- TASK STATEMENT:
Set down the material below word for word, excluding the pictures.

- Data extracted from a collection:

====

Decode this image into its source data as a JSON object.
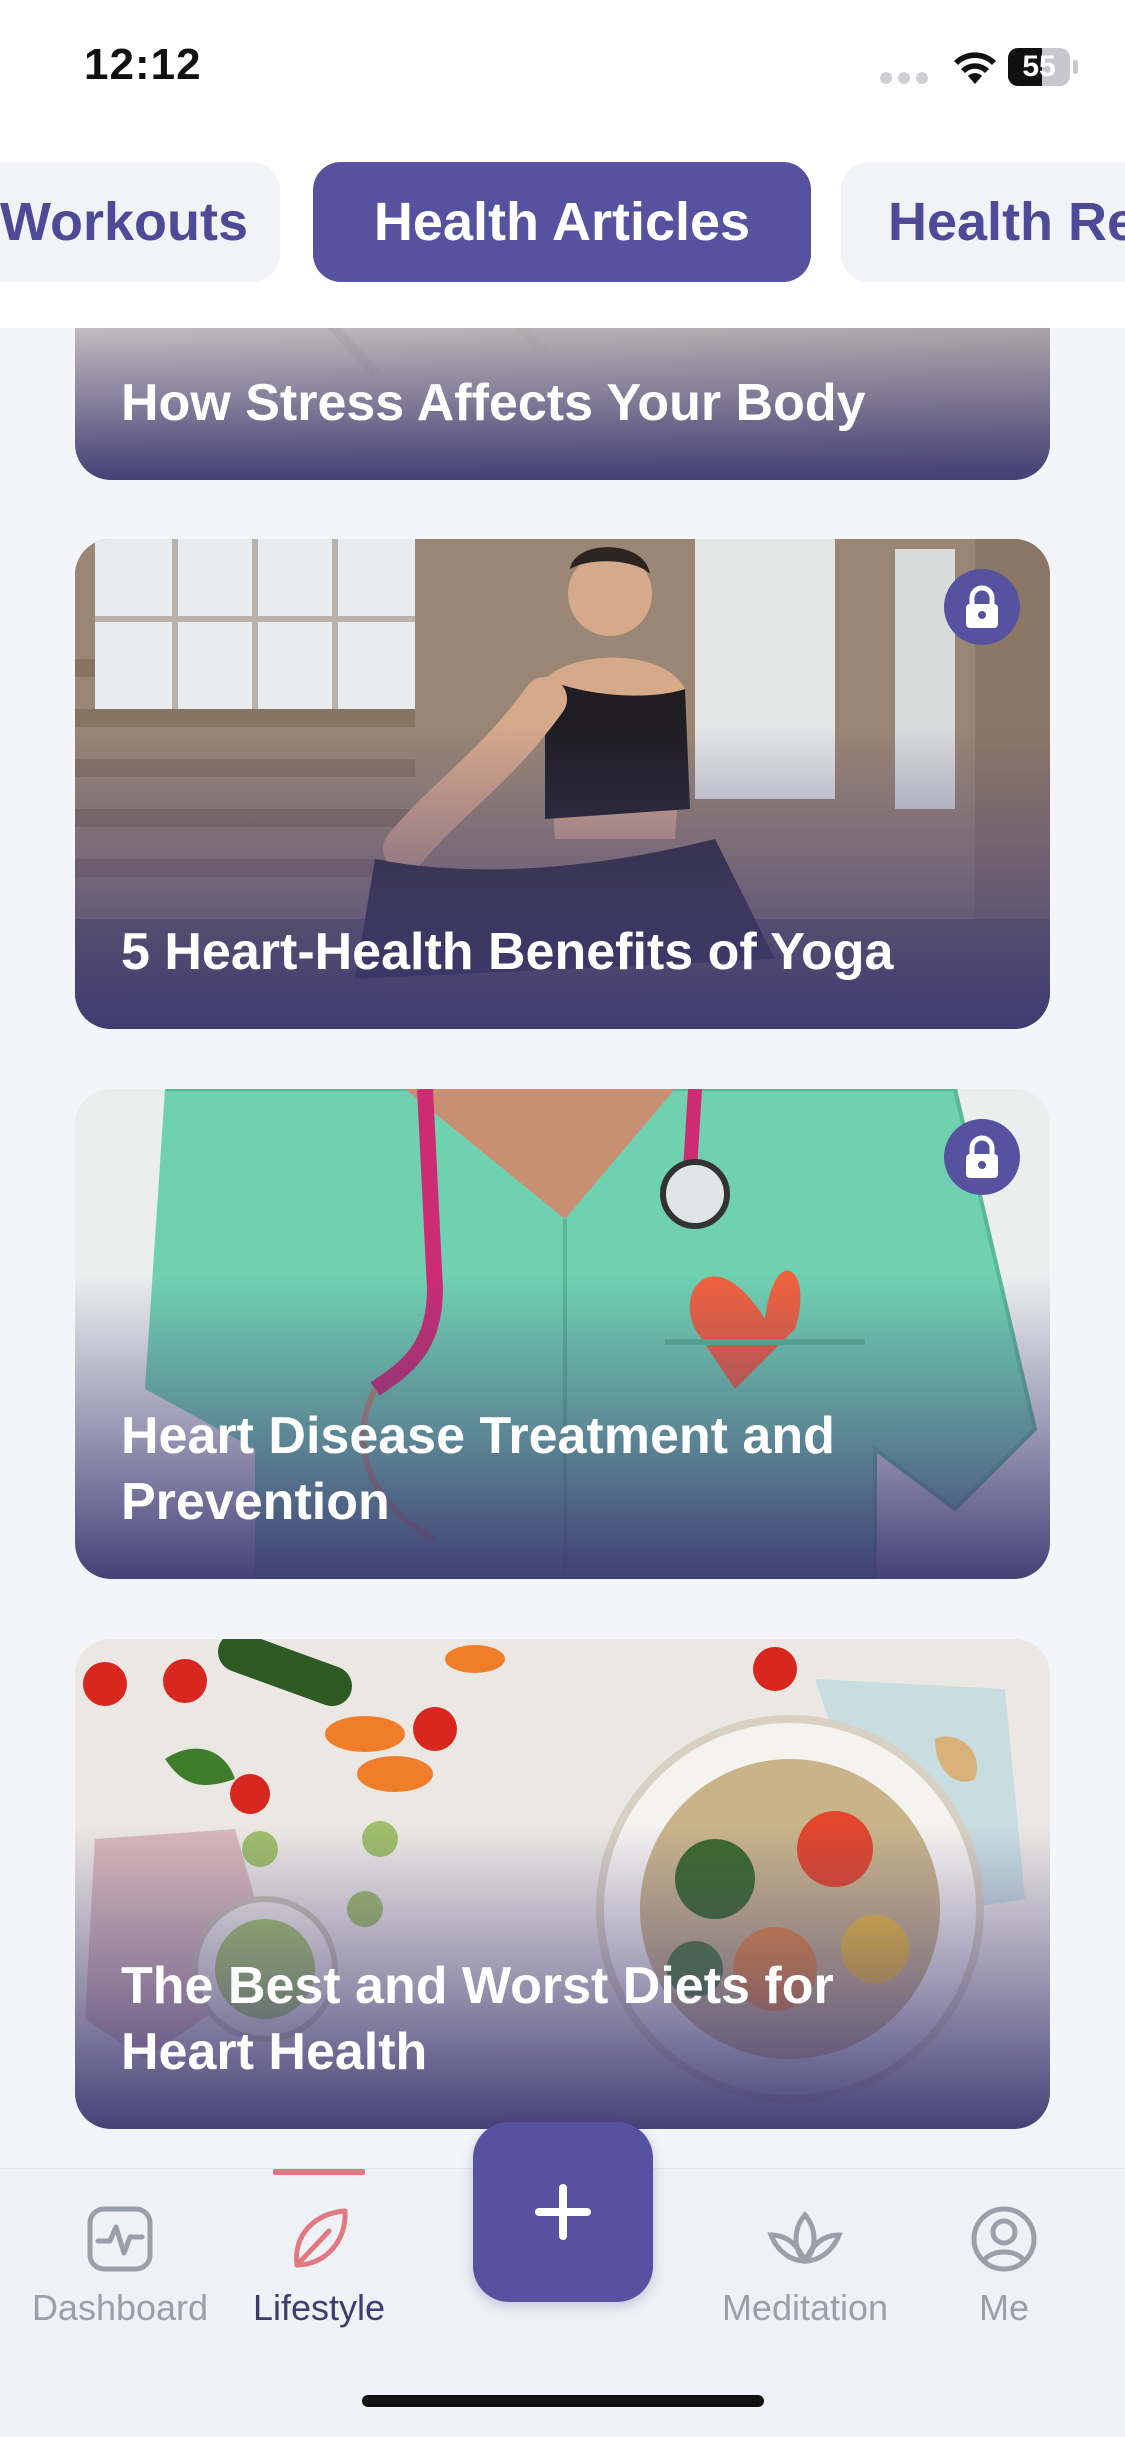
{
  "status_bar": {
    "time": "12:12",
    "battery": "55"
  },
  "tabs": [
    {
      "label": "Workouts"
    },
    {
      "label": "Health Articles",
      "active": true
    },
    {
      "label": "Health Records"
    }
  ],
  "articles": [
    {
      "title": "How Stress Affects Your Body",
      "locked": false
    },
    {
      "title": "5 Heart-Health Benefits of Yoga",
      "locked": true
    },
    {
      "title": "Heart Disease Treatment and Prevention",
      "locked": true
    },
    {
      "title": "The Best and Worst Diets for Heart Health",
      "locked": false
    }
  ],
  "bottom_nav": {
    "items": [
      {
        "label": "Dashboard",
        "icon": "dashboard-icon"
      },
      {
        "label": "Lifestyle",
        "icon": "leaf-icon",
        "active": true
      },
      {
        "label": "Meditation",
        "icon": "lotus-icon"
      },
      {
        "label": "Me",
        "icon": "user-icon"
      }
    ],
    "add_icon": "plus-icon"
  },
  "colors": {
    "accent": "#5652a0",
    "active_indicator": "#e07a80",
    "inactive": "#9aa0aa"
  }
}
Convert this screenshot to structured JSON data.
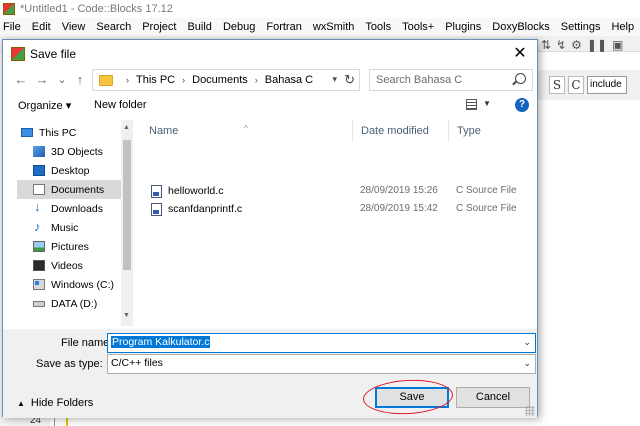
{
  "app": {
    "title": "*Untitled1 - Code::Blocks 17.12",
    "menu": [
      "File",
      "Edit",
      "View",
      "Search",
      "Project",
      "Build",
      "Debug",
      "Fortran",
      "wxSmith",
      "Tools",
      "Tools+",
      "Plugins",
      "DoxyBlocks",
      "Settings",
      "Help"
    ],
    "include_field": "include",
    "line_number": "24"
  },
  "dialog": {
    "title": "Save file",
    "close_glyph": "✕",
    "nav": {
      "back": "←",
      "forward": "→",
      "dropdown": "⌄",
      "up": "↑"
    },
    "address": [
      "This PC",
      "Documents",
      "Bahasa C"
    ],
    "address_sep": "›",
    "search_placeholder": "Search Bahasa C",
    "organize": "Organize ▾",
    "new_folder": "New folder",
    "help": "?",
    "nav_items": [
      {
        "label": "This PC",
        "icon": "computer-icon"
      },
      {
        "label": "3D Objects",
        "icon": "cube-icon"
      },
      {
        "label": "Desktop",
        "icon": "desktop-icon"
      },
      {
        "label": "Documents",
        "icon": "documents-icon",
        "selected": true
      },
      {
        "label": "Downloads",
        "icon": "download-icon"
      },
      {
        "label": "Music",
        "icon": "music-icon"
      },
      {
        "label": "Pictures",
        "icon": "pictures-icon"
      },
      {
        "label": "Videos",
        "icon": "videos-icon"
      },
      {
        "label": "Windows (C:)",
        "icon": "drive-icon"
      },
      {
        "label": "DATA (D:)",
        "icon": "drive-icon"
      }
    ],
    "columns": {
      "name": "Name",
      "date": "Date modified",
      "type": "Type"
    },
    "files": [
      {
        "name": "helloworld.c",
        "date": "28/09/2019 15:26",
        "type": "C Source File"
      },
      {
        "name": "scanfdanprintf.c",
        "date": "28/09/2019 15:42",
        "type": "C Source File"
      }
    ],
    "file_name_label": "File name:",
    "file_name_value": "Program Kalkulator.c",
    "save_type_label": "Save as type:",
    "save_type_value": "C/C++ files",
    "hide_folders": "Hide Folders",
    "save_button": "Save",
    "cancel_button": "Cancel"
  }
}
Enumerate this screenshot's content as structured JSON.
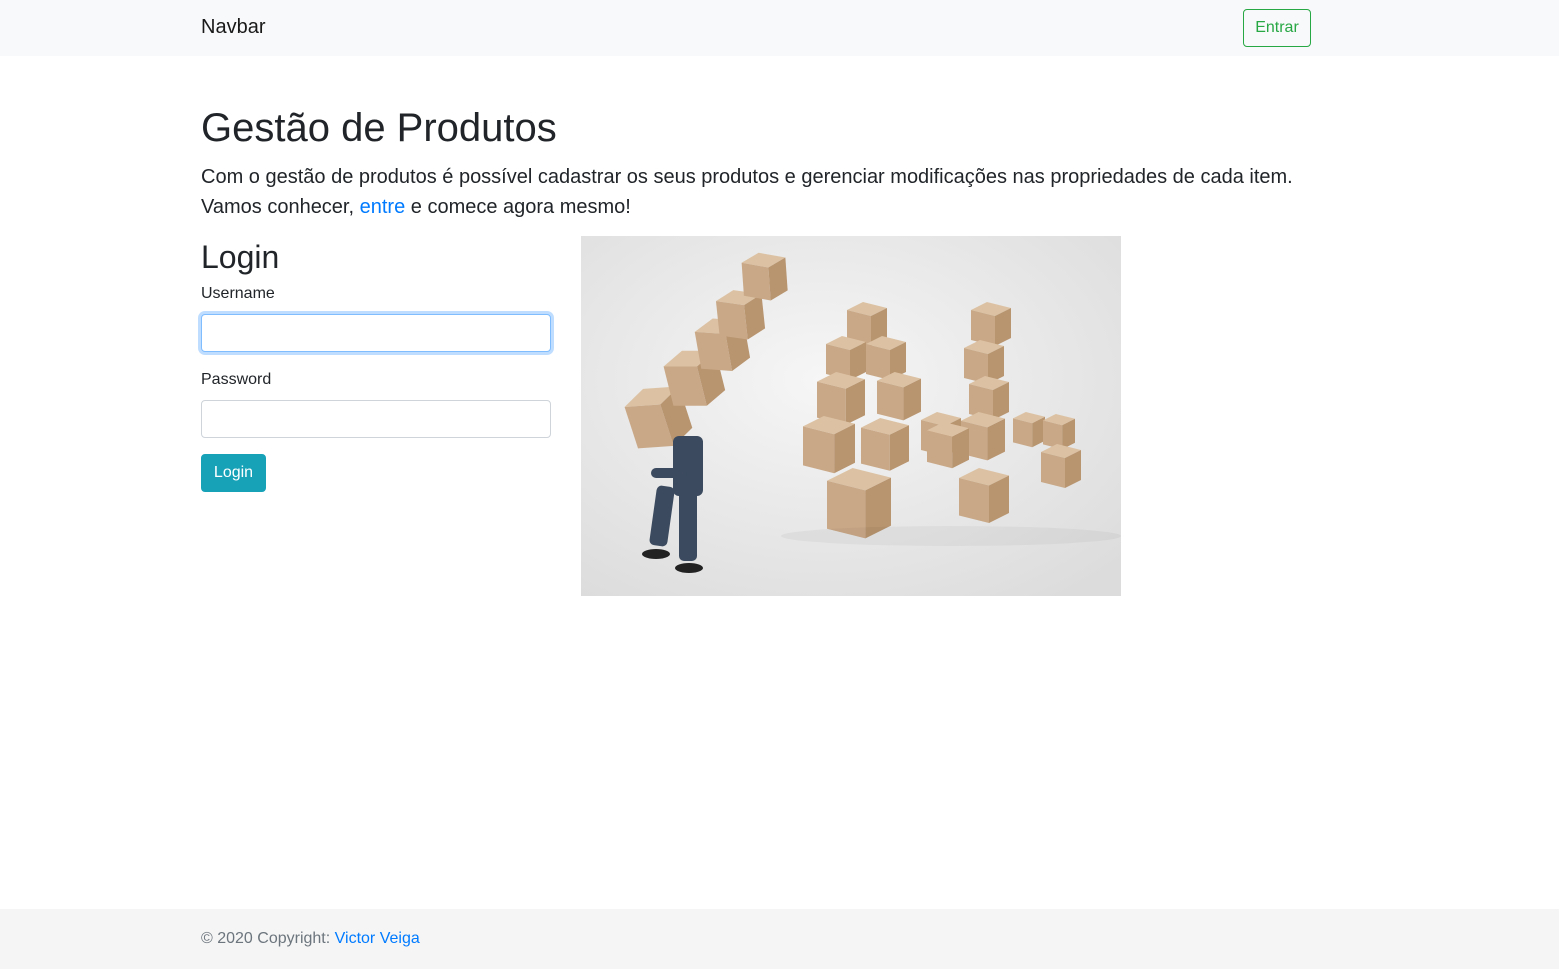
{
  "navbar": {
    "brand": "Navbar",
    "entrar_label": "Entrar"
  },
  "main": {
    "title": "Gestão de Produtos",
    "lead_text_1": "Com o gestão de produtos é possível cadastrar os seus produtos e gerenciar modificações nas propriedades de cada item. Vamos conhecer, ",
    "lead_link": "entre",
    "lead_text_2": " e comece agora mesmo!"
  },
  "login": {
    "title": "Login",
    "username_label": "Username",
    "username_value": "",
    "password_label": "Password",
    "password_value": "",
    "submit_label": "Login"
  },
  "footer": {
    "copyright_prefix": "© 2020 Copyright: ",
    "author_link": "Victor Veiga"
  },
  "colors": {
    "navbar_bg": "#f8f9fa",
    "success": "#28a745",
    "info": "#17a2b8",
    "link": "#007bff",
    "footer_bg": "#f5f5f5"
  }
}
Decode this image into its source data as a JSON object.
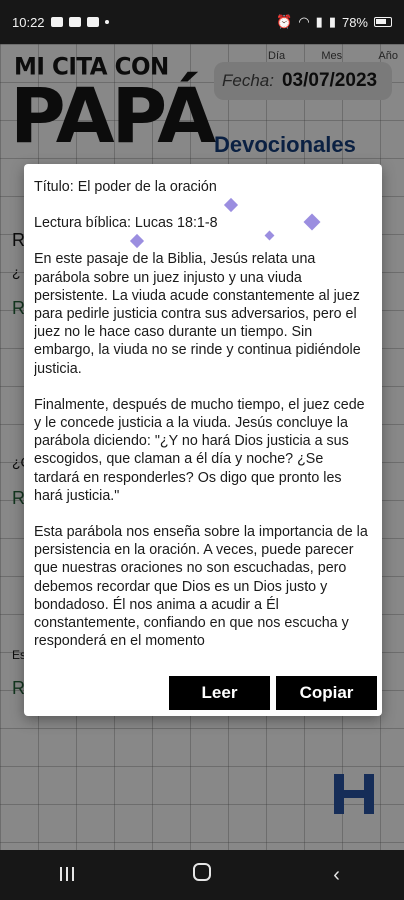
{
  "status_bar": {
    "time": "10:22",
    "battery": "78%"
  },
  "background": {
    "logo_small": "MI CITA CON",
    "logo_big": "PAPÁ",
    "date_heads": [
      "Día",
      "Mes",
      "Año"
    ],
    "date_label": "Fecha:",
    "date_value": "03/07/2023",
    "devotionals_title": "Devocionales",
    "left_fragments": [
      "R",
      "¿",
      "R",
      "¿C",
      "R",
      "Es",
      "R"
    ]
  },
  "dialog": {
    "title_line": "Título: El poder de la oración",
    "reading_line": "Lectura bíblica: Lucas 18:1-8",
    "paragraphs": [
      "En este pasaje de la Biblia, Jesús relata una parábola sobre un juez injusto y una viuda persistente. La viuda acude constantemente al juez para pedirle justicia contra sus adversarios, pero el juez no le hace caso durante un tiempo. Sin embargo, la viuda no se rinde y continua pidiéndole justicia.",
      "Finalmente, después de mucho tiempo, el juez cede y le concede justicia a la viuda. Jesús concluye la parábola diciendo: \"¿Y no hará Dios justicia a sus escogidos, que claman a él día y noche? ¿Se tardará en responderles? Os digo que pronto les hará justicia.\"",
      "Esta parábola nos enseña sobre la importancia de la persistencia en la oración. A veces, puede parecer que nuestras oraciones no son escuchadas, pero debemos recordar que Dios es un Dios justo y bondadoso. Él nos anima a acudir a Él constantemente, confiando en que nos escucha y responderá en el momento"
    ],
    "buttons": {
      "read": "Leer",
      "copy": "Copiar"
    }
  }
}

====

- RESULT BELOW:
Decode this image into its source data as a JSON object.
{
  "status_bar": {
    "time": "12:12",
    "battery": "55"
  },
  "tabs": [
    {
      "label": "Workouts"
    },
    {
      "label": "Health Articles",
      "active": true
    },
    {
      "label": "Health Records"
    }
  ],
  "articles": [
    {
      "title": "How Stress Affects Your Body",
      "locked": false
    },
    {
      "title": "5 Heart-Health Benefits of Yoga",
      "locked": true
    },
    {
      "title": "Heart Disease Treatment and Prevention",
      "locked": true
    },
    {
      "title": "The Best and Worst Diets for Heart Health",
      "locked": false
    }
  ],
  "bottom_nav": {
    "items": [
      {
        "label": "Dashboard",
        "icon": "dashboard-icon"
      },
      {
        "label": "Lifestyle",
        "icon": "leaf-icon",
        "active": true
      },
      {
        "label": "Meditation",
        "icon": "lotus-icon"
      },
      {
        "label": "Me",
        "icon": "user-icon"
      }
    ],
    "add_icon": "plus-icon"
  },
  "colors": {
    "accent": "#5652a0",
    "active_indicator": "#e07a80",
    "inactive": "#9aa0aa"
  }
}
Convert this screenshot to structured JSON data.
{
  "app": {
    "title": "*Untitled1 - Code::Blocks 17.12",
    "menu": [
      "File",
      "Edit",
      "View",
      "Search",
      "Project",
      "Build",
      "Debug",
      "Fortran",
      "wxSmith",
      "Tools",
      "Tools+",
      "Plugins",
      "DoxyBlocks",
      "Settings",
      "Help"
    ],
    "include_field": "include",
    "line_number": "24"
  },
  "dialog": {
    "title": "Save file",
    "close_glyph": "✕",
    "nav": {
      "back": "←",
      "forward": "→",
      "dropdown": "⌄",
      "up": "↑"
    },
    "address": [
      "This PC",
      "Documents",
      "Bahasa C"
    ],
    "address_sep": "›",
    "search_placeholder": "Search Bahasa C",
    "organize": "Organize ▾",
    "new_folder": "New folder",
    "help": "?",
    "nav_items": [
      {
        "label": "This PC",
        "icon": "computer-icon"
      },
      {
        "label": "3D Objects",
        "icon": "cube-icon"
      },
      {
        "label": "Desktop",
        "icon": "desktop-icon"
      },
      {
        "label": "Documents",
        "icon": "documents-icon",
        "selected": true
      },
      {
        "label": "Downloads",
        "icon": "download-icon"
      },
      {
        "label": "Music",
        "icon": "music-icon"
      },
      {
        "label": "Pictures",
        "icon": "pictures-icon"
      },
      {
        "label": "Videos",
        "icon": "videos-icon"
      },
      {
        "label": "Windows (C:)",
        "icon": "drive-icon"
      },
      {
        "label": "DATA (D:)",
        "icon": "drive-icon"
      }
    ],
    "columns": {
      "name": "Name",
      "date": "Date modified",
      "type": "Type"
    },
    "files": [
      {
        "name": "helloworld.c",
        "date": "28/09/2019 15:26",
        "type": "C Source File"
      },
      {
        "name": "scanfdanprintf.c",
        "date": "28/09/2019 15:42",
        "type": "C Source File"
      }
    ],
    "file_name_label": "File name:",
    "file_name_value": "Program Kalkulator.c",
    "save_type_label": "Save as type:",
    "save_type_value": "C/C++ files",
    "hide_folders": "Hide Folders",
    "save_button": "Save",
    "cancel_button": "Cancel"
  }
}
Enumerate this screenshot's content as structured JSON.
{
  "navbar": {
    "brand": "Navbar",
    "entrar_label": "Entrar"
  },
  "main": {
    "title": "Gestão de Produtos",
    "lead_text_1": "Com o gestão de produtos é possível cadastrar os seus produtos e gerenciar modificações nas propriedades de cada item. Vamos conhecer, ",
    "lead_link": "entre",
    "lead_text_2": " e comece agora mesmo!"
  },
  "login": {
    "title": "Login",
    "username_label": "Username",
    "username_value": "",
    "password_label": "Password",
    "password_value": "",
    "submit_label": "Login"
  },
  "footer": {
    "copyright_prefix": "© 2020 Copyright: ",
    "author_link": "Victor Veiga"
  },
  "colors": {
    "navbar_bg": "#f8f9fa",
    "success": "#28a745",
    "info": "#17a2b8",
    "link": "#007bff",
    "footer_bg": "#f5f5f5"
  }
}
Decode this image into its source data as a JSON object.
{
  "status_bar": {
    "time": "10:22",
    "battery": "78%"
  },
  "background": {
    "logo_small": "MI CITA CON",
    "logo_big": "PAPÁ",
    "date_heads": [
      "Día",
      "Mes",
      "Año"
    ],
    "date_label": "Fecha:",
    "date_value": "03/07/2023",
    "devotionals_title": "Devocionales",
    "left_fragments": [
      "R",
      "¿",
      "R",
      "¿C",
      "R",
      "Es",
      "R"
    ]
  },
  "dialog": {
    "title_line": "Título: El poder de la oración",
    "reading_line": "Lectura bíblica: Lucas 18:1-8",
    "paragraphs": [
      "En este pasaje de la Biblia, Jesús relata una parábola sobre un juez injusto y una viuda persistente. La viuda acude constantemente al juez para pedirle justicia contra sus adversarios, pero el juez no le hace caso durante un tiempo. Sin embargo, la viuda no se rinde y continua pidiéndole justicia.",
      "Finalmente, después de mucho tiempo, el juez cede y le concede justicia a la viuda. Jesús concluye la parábola diciendo: \"¿Y no hará Dios justicia a sus escogidos, que claman a él día y noche? ¿Se tardará en responderles? Os digo que pronto les hará justicia.\"",
      "Esta parábola nos enseña sobre la importancia de la persistencia en la oración. A veces, puede parecer que nuestras oraciones no son escuchadas, pero debemos recordar que Dios es un Dios justo y bondadoso. Él nos anima a acudir a Él constantemente, confiando en que nos escucha y responderá en el momento"
    ],
    "buttons": {
      "read": "Leer",
      "copy": "Copiar"
    }
  }
}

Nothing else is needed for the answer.